Short problem ::
Each entry below is to be printed verbatim.

Stored data:

--

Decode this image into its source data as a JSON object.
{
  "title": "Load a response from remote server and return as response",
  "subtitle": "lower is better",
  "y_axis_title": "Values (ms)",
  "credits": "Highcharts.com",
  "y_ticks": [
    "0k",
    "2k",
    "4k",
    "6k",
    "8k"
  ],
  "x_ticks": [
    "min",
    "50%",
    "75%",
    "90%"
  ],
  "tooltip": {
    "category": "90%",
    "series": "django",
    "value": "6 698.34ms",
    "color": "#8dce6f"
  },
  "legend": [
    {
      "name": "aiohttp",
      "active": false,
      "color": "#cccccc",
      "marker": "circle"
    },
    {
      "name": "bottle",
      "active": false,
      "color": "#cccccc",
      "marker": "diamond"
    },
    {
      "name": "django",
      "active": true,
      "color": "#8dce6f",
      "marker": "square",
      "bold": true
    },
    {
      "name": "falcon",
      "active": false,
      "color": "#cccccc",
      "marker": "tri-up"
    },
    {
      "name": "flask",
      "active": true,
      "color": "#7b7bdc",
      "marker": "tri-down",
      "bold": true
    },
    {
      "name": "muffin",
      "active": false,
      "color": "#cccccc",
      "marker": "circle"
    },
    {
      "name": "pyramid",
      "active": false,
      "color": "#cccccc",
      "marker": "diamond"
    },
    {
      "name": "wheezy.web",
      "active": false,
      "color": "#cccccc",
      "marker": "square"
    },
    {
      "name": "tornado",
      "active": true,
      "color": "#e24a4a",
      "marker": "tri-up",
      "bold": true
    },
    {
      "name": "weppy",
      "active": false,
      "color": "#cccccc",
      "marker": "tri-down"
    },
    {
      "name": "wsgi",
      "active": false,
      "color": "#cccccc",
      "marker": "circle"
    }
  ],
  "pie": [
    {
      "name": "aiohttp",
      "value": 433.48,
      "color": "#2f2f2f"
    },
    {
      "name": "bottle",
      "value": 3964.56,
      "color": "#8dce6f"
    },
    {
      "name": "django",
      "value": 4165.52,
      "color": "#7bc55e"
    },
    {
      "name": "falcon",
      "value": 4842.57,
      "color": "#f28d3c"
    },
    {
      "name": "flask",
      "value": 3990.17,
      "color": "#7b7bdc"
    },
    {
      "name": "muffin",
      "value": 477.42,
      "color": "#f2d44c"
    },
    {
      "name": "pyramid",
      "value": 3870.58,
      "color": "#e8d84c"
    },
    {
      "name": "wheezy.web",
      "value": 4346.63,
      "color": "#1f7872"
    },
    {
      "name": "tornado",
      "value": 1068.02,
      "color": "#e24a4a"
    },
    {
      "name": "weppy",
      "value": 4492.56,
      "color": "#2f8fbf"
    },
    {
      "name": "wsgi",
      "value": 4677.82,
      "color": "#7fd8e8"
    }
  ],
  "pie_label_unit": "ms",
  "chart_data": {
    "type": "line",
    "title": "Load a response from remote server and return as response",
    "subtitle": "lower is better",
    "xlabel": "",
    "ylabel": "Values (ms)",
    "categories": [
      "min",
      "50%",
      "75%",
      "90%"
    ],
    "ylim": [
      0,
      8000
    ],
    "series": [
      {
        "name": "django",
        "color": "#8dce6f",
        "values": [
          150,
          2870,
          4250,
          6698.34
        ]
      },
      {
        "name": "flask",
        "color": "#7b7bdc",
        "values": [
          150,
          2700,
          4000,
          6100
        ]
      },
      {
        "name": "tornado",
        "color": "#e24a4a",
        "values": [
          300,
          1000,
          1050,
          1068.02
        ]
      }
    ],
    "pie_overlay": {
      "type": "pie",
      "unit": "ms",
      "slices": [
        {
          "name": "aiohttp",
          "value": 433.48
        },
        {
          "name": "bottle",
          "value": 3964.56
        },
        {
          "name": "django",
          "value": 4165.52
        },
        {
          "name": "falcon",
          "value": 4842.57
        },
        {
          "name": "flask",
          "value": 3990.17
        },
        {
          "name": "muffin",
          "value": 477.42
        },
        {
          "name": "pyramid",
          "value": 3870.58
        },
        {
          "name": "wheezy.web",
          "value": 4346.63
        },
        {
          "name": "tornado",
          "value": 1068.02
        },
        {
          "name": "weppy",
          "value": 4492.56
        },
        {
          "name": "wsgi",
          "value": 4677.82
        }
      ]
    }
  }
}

--

Exercise solution ::
Decode this image into its source data as a JSON object.
{
  "title": "Load a response from remote server and return as response",
  "subtitle": "lower is better",
  "y_axis_title": "Values (ms)",
  "credits": "Highcharts.com",
  "y_ticks": [
    "0k",
    "2k",
    "4k",
    "6k",
    "8k"
  ],
  "x_ticks": [
    "min",
    "50%",
    "75%",
    "90%"
  ],
  "tooltip": {
    "category": "90%",
    "series": "django",
    "value": "6 698.34ms",
    "color": "#8dce6f"
  },
  "legend": [
    {
      "name": "aiohttp",
      "active": false,
      "color": "#cccccc",
      "marker": "circle"
    },
    {
      "name": "bottle",
      "active": false,
      "color": "#cccccc",
      "marker": "diamond"
    },
    {
      "name": "django",
      "active": true,
      "color": "#8dce6f",
      "marker": "square",
      "bold": true
    },
    {
      "name": "falcon",
      "active": false,
      "color": "#cccccc",
      "marker": "tri-up"
    },
    {
      "name": "flask",
      "active": true,
      "color": "#7b7bdc",
      "marker": "tri-down",
      "bold": true
    },
    {
      "name": "muffin",
      "active": false,
      "color": "#cccccc",
      "marker": "circle"
    },
    {
      "name": "pyramid",
      "active": false,
      "color": "#cccccc",
      "marker": "diamond"
    },
    {
      "name": "wheezy.web",
      "active": false,
      "color": "#cccccc",
      "marker": "square"
    },
    {
      "name": "tornado",
      "active": true,
      "color": "#e24a4a",
      "marker": "tri-up",
      "bold": true
    },
    {
      "name": "weppy",
      "active": false,
      "color": "#cccccc",
      "marker": "tri-down"
    },
    {
      "name": "wsgi",
      "active": false,
      "color": "#cccccc",
      "marker": "circle"
    }
  ],
  "pie": [
    {
      "name": "aiohttp",
      "value": 433.48,
      "color": "#2f2f2f"
    },
    {
      "name": "bottle",
      "value": 3964.56,
      "color": "#8dce6f"
    },
    {
      "name": "django",
      "value": 4165.52,
      "color": "#7bc55e"
    },
    {
      "name": "falcon",
      "value": 4842.57,
      "color": "#f28d3c"
    },
    {
      "name": "flask",
      "value": 3990.17,
      "color": "#7b7bdc"
    },
    {
      "name": "muffin",
      "value": 477.42,
      "color": "#f2d44c"
    },
    {
      "name": "pyramid",
      "value": 3870.58,
      "color": "#e8d84c"
    },
    {
      "name": "wheezy.web",
      "value": 4346.63,
      "color": "#1f7872"
    },
    {
      "name": "tornado",
      "value": 1068.02,
      "color": "#e24a4a"
    },
    {
      "name": "weppy",
      "value": 4492.56,
      "color": "#2f8fbf"
    },
    {
      "name": "wsgi",
      "value": 4677.82,
      "color": "#7fd8e8"
    }
  ],
  "pie_label_unit": "ms",
  "chart_data": {
    "type": "line",
    "title": "Load a response from remote server and return as response",
    "subtitle": "lower is better",
    "xlabel": "",
    "ylabel": "Values (ms)",
    "categories": [
      "min",
      "50%",
      "75%",
      "90%"
    ],
    "ylim": [
      0,
      8000
    ],
    "series": [
      {
        "name": "django",
        "color": "#8dce6f",
        "values": [
          150,
          2870,
          4250,
          6698.34
        ]
      },
      {
        "name": "flask",
        "color": "#7b7bdc",
        "values": [
          150,
          2700,
          4000,
          6100
        ]
      },
      {
        "name": "tornado",
        "color": "#e24a4a",
        "values": [
          300,
          1000,
          1050,
          1068.02
        ]
      }
    ],
    "pie_overlay": {
      "type": "pie",
      "unit": "ms",
      "slices": [
        {
          "name": "aiohttp",
          "value": 433.48
        },
        {
          "name": "bottle",
          "value": 3964.56
        },
        {
          "name": "django",
          "value": 4165.52
        },
        {
          "name": "falcon",
          "value": 4842.57
        },
        {
          "name": "flask",
          "value": 3990.17
        },
        {
          "name": "muffin",
          "value": 477.42
        },
        {
          "name": "pyramid",
          "value": 3870.58
        },
        {
          "name": "wheezy.web",
          "value": 4346.63
        },
        {
          "name": "tornado",
          "value": 1068.02
        },
        {
          "name": "weppy",
          "value": 4492.56
        },
        {
          "name": "wsgi",
          "value": 4677.82
        }
      ]
    }
  }
}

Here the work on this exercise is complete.